SHORT PROBLEM: Retype the material word for word.

━━━ INPUT DATA

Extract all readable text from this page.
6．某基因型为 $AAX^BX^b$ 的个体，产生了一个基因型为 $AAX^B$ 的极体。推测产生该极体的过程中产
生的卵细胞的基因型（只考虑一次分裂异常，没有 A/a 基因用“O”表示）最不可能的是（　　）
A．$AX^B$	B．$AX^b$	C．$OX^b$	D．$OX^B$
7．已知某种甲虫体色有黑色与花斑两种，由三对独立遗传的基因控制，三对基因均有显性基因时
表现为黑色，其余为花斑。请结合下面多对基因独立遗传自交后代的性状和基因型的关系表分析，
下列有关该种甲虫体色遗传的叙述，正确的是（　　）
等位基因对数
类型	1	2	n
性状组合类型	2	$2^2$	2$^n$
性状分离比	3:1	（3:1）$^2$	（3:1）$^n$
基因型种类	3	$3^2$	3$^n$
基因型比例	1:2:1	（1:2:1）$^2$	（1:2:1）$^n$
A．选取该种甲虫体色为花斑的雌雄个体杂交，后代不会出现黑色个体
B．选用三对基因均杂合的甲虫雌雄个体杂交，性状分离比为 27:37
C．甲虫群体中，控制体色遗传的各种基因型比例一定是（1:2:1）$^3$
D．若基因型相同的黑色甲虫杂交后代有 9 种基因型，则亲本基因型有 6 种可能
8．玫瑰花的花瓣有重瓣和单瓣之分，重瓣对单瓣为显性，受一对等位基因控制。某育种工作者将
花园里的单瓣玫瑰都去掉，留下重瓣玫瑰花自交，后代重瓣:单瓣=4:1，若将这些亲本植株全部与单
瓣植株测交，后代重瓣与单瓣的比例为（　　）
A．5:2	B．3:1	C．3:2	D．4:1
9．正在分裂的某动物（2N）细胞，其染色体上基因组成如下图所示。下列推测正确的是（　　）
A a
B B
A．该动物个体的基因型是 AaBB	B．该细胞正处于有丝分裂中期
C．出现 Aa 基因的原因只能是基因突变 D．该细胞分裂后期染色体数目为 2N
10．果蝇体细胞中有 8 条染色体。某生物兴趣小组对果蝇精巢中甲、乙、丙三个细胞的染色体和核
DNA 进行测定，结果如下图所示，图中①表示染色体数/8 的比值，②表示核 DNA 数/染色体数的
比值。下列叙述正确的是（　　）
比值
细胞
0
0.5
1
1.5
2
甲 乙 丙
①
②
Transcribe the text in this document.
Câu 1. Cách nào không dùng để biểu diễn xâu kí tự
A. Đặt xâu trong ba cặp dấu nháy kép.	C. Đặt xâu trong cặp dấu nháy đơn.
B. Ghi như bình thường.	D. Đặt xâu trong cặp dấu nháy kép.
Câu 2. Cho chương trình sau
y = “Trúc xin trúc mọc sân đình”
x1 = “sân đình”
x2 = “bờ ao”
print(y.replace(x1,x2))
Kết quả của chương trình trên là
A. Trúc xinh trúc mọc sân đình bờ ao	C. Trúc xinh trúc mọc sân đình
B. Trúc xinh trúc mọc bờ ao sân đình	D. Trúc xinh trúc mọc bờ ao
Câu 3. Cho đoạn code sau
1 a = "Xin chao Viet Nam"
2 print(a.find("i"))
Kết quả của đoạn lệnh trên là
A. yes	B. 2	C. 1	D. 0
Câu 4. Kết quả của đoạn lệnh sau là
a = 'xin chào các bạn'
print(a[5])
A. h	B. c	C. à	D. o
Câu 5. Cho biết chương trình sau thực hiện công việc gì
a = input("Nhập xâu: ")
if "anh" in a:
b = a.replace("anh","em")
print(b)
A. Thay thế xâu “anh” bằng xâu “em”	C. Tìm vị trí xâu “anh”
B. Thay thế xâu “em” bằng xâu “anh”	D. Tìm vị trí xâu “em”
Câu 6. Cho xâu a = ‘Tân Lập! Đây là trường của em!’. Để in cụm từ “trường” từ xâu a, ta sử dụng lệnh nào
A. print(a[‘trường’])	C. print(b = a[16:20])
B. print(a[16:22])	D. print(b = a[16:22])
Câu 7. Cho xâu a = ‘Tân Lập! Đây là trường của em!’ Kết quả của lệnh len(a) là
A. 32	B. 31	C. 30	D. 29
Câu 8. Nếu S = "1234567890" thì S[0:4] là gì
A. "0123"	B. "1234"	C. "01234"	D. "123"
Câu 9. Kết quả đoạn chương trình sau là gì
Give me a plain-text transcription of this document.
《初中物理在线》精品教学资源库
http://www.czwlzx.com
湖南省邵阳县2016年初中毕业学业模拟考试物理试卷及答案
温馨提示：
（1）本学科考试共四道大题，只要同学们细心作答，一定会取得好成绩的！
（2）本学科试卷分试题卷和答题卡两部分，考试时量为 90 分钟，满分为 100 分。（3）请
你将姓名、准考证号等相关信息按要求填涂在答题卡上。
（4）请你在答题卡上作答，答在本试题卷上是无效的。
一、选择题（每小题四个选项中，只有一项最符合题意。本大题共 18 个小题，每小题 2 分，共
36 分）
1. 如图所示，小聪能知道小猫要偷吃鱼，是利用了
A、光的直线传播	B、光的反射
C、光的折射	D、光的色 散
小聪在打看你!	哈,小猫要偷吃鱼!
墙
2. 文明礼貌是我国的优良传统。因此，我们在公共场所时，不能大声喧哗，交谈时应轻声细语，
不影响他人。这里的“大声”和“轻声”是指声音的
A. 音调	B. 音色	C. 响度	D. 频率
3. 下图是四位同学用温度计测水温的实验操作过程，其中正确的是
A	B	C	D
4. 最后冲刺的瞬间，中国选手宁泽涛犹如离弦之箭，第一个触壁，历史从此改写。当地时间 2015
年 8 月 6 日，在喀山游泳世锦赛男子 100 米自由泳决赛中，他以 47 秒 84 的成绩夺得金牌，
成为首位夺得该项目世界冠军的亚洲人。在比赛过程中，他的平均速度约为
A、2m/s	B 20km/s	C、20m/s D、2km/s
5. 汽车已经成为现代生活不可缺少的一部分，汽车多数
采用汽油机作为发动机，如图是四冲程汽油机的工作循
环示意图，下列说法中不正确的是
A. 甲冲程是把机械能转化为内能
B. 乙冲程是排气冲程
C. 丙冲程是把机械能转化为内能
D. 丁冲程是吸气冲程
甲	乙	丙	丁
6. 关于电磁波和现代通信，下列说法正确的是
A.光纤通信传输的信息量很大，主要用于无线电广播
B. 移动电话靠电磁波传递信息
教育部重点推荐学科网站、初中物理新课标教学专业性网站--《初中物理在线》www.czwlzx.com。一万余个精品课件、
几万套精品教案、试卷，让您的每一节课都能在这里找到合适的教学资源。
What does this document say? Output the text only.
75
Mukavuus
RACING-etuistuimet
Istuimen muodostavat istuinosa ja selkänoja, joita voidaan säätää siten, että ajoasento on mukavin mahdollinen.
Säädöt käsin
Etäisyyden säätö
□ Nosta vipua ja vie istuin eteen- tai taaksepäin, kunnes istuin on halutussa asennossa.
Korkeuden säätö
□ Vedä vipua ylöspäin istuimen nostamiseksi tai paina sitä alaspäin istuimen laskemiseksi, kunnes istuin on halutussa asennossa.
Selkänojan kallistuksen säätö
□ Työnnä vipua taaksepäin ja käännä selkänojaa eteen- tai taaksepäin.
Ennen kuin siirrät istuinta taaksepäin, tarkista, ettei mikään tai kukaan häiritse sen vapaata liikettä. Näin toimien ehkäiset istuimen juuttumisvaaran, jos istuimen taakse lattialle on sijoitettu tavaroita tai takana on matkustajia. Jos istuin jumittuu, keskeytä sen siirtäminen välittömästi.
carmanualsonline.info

━━━━━━

TASK SOLUTION:
Extract all readable text from this page.
6．某基因型为 $AAX^BX^b$ 的个体，产生了一个基因型为 $AAX^B$ 的极体。推测产生该极体的过程中产
生的卵细胞的基因型（只考虑一次分裂异常，没有 A/a 基因用“O”表示）最不可能的是（　　）
A．$AX^B$	B．$AX^b$	C．$OX^b$	D．$OX^B$
7．已知某种甲虫体色有黑色与花斑两种，由三对独立遗传的基因控制，三对基因均有显性基因时
表现为黑色，其余为花斑。请结合下面多对基因独立遗传自交后代的性状和基因型的关系表分析，
下列有关该种甲虫体色遗传的叙述，正确的是（　　）
等位基因对数
类型	1	2	n
性状组合类型	2	$2^2$	2$^n$
性状分离比	3:1	（3:1）$^2$	（3:1）$^n$
基因型种类	3	$3^2$	3$^n$
基因型比例	1:2:1	（1:2:1）$^2$	（1:2:1）$^n$
A．选取该种甲虫体色为花斑的雌雄个体杂交，后代不会出现黑色个体
B．选用三对基因均杂合的甲虫雌雄个体杂交，性状分离比为 27:37
C．甲虫群体中，控制体色遗传的各种基因型比例一定是（1:2:1）$^3$
D．若基因型相同的黑色甲虫杂交后代有 9 种基因型，则亲本基因型有 6 种可能
8．玫瑰花的花瓣有重瓣和单瓣之分，重瓣对单瓣为显性，受一对等位基因控制。某育种工作者将
花园里的单瓣玫瑰都去掉，留下重瓣玫瑰花自交，后代重瓣:单瓣=4:1，若将这些亲本植株全部与单
瓣植株测交，后代重瓣与单瓣的比例为（　　）
A．5:2	B．3:1	C．3:2	D．4:1
9．正在分裂的某动物（2N）细胞，其染色体上基因组成如下图所示。下列推测正确的是（　　）
A a
B B
A．该动物个体的基因型是 AaBB	B．该细胞正处于有丝分裂中期
C．出现 Aa 基因的原因只能是基因突变 D．该细胞分裂后期染色体数目为 2N
10．果蝇体细胞中有 8 条染色体。某生物兴趣小组对果蝇精巢中甲、乙、丙三个细胞的染色体和核
DNA 进行测定，结果如下图所示，图中①表示染色体数/8 的比值，②表示核 DNA 数/染色体数的
比值。下列叙述正确的是（　　）
比值
细胞
0
0.5
1
1.5
2
甲 乙 丙
①
②
Transcribe the text in this document.
Câu 1. Cách nào không dùng để biểu diễn xâu kí tự
A. Đặt xâu trong ba cặp dấu nháy kép.	C. Đặt xâu trong cặp dấu nháy đơn.
B. Ghi như bình thường.	D. Đặt xâu trong cặp dấu nháy kép.
Câu 2. Cho chương trình sau
y = “Trúc xin trúc mọc sân đình”
x1 = “sân đình”
x2 = “bờ ao”
print(y.replace(x1,x2))
Kết quả của chương trình trên là
A. Trúc xinh trúc mọc sân đình bờ ao	C. Trúc xinh trúc mọc sân đình
B. Trúc xinh trúc mọc bờ ao sân đình	D. Trúc xinh trúc mọc bờ ao
Câu 3. Cho đoạn code sau
1 a = "Xin chao Viet Nam"
2 print(a.find("i"))
Kết quả của đoạn lệnh trên là
A. yes	B. 2	C. 1	D. 0
Câu 4. Kết quả của đoạn lệnh sau là
a = 'xin chào các bạn'
print(a[5])
A. h	B. c	C. à	D. o
Câu 5. Cho biết chương trình sau thực hiện công việc gì
a = input("Nhập xâu: ")
if "anh" in a:
b = a.replace("anh","em")
print(b)
A. Thay thế xâu “anh” bằng xâu “em”	C. Tìm vị trí xâu “anh”
B. Thay thế xâu “em” bằng xâu “anh”	D. Tìm vị trí xâu “em”
Câu 6. Cho xâu a = ‘Tân Lập! Đây là trường của em!’. Để in cụm từ “trường” từ xâu a, ta sử dụng lệnh nào
A. print(a[‘trường’])	C. print(b = a[16:20])
B. print(a[16:22])	D. print(b = a[16:22])
Câu 7. Cho xâu a = ‘Tân Lập! Đây là trường của em!’ Kết quả của lệnh len(a) là
A. 32	B. 31	C. 30	D. 29
Câu 8. Nếu S = "1234567890" thì S[0:4] là gì
A. "0123"	B. "1234"	C. "01234"	D. "123"
Câu 9. Kết quả đoạn chương trình sau là gì
Give me a plain-text transcription of this document.
《初中物理在线》精品教学资源库
http://www.czwlzx.com
湖南省邵阳县2016年初中毕业学业模拟考试物理试卷及答案
温馨提示：
（1）本学科考试共四道大题，只要同学们细心作答，一定会取得好成绩的！
（2）本学科试卷分试题卷和答题卡两部分，考试时量为 90 分钟，满分为 100 分。（3）请
你将姓名、准考证号等相关信息按要求填涂在答题卡上。
（4）请你在答题卡上作答，答在本试题卷上是无效的。
一、选择题（每小题四个选项中，只有一项最符合题意。本大题共 18 个小题，每小题 2 分，共
36 分）
1. 如图所示，小聪能知道小猫要偷吃鱼，是利用了
A、光的直线传播	B、光的反射
C、光的折射	D、光的色 散
小聪在打看你!	哈,小猫要偷吃鱼!
墙
2. 文明礼貌是我国的优良传统。因此，我们在公共场所时，不能大声喧哗，交谈时应轻声细语，
不影响他人。这里的“大声”和“轻声”是指声音的
A. 音调	B. 音色	C. 响度	D. 频率
3. 下图是四位同学用温度计测水温的实验操作过程，其中正确的是
A	B	C	D
4. 最后冲刺的瞬间，中国选手宁泽涛犹如离弦之箭，第一个触壁，历史从此改写。当地时间 2015
年 8 月 6 日，在喀山游泳世锦赛男子 100 米自由泳决赛中，他以 47 秒 84 的成绩夺得金牌，
成为首位夺得该项目世界冠军的亚洲人。在比赛过程中，他的平均速度约为
A、2m/s	B 20km/s	C、20m/s D、2km/s
5. 汽车已经成为现代生活不可缺少的一部分，汽车多数
采用汽油机作为发动机，如图是四冲程汽油机的工作循
环示意图，下列说法中不正确的是
A. 甲冲程是把机械能转化为内能
B. 乙冲程是排气冲程
C. 丙冲程是把机械能转化为内能
D. 丁冲程是吸气冲程
甲	乙	丙	丁
6. 关于电磁波和现代通信，下列说法正确的是
A.光纤通信传输的信息量很大，主要用于无线电广播
B. 移动电话靠电磁波传递信息
教育部重点推荐学科网站、初中物理新课标教学专业性网站--《初中物理在线》www.czwlzx.com。一万余个精品课件、
几万套精品教案、试卷，让您的每一节课都能在这里找到合适的教学资源。
What does this document say? Output the text only.
75
Mukavuus
RACING-etuistuimet
Istuimen muodostavat istuinosa ja selkänoja, joita voidaan säätää siten, että ajoasento on mukavin mahdollinen.
Säädöt käsin
Etäisyyden säätö
□ Nosta vipua ja vie istuin eteen- tai taaksepäin, kunnes istuin on halutussa asennossa.
Korkeuden säätö
□ Vedä vipua ylöspäin istuimen nostamiseksi tai paina sitä alaspäin istuimen laskemiseksi, kunnes istuin on halutussa asennossa.
Selkänojan kallistuksen säätö
□ Työnnä vipua taaksepäin ja käännä selkänojaa eteen- tai taaksepäin.
Ennen kuin siirrät istuinta taaksepäin, tarkista, ettei mikään tai kukaan häiritse sen vapaata liikettä. Näin toimien ehkäiset istuimen juuttumisvaaran, jos istuimen taakse lattialle on sijoitettu tavaroita tai takana on matkustajia. Jos istuin jumittuu, keskeytä sen siirtäminen välittömästi.
carmanualsonline.info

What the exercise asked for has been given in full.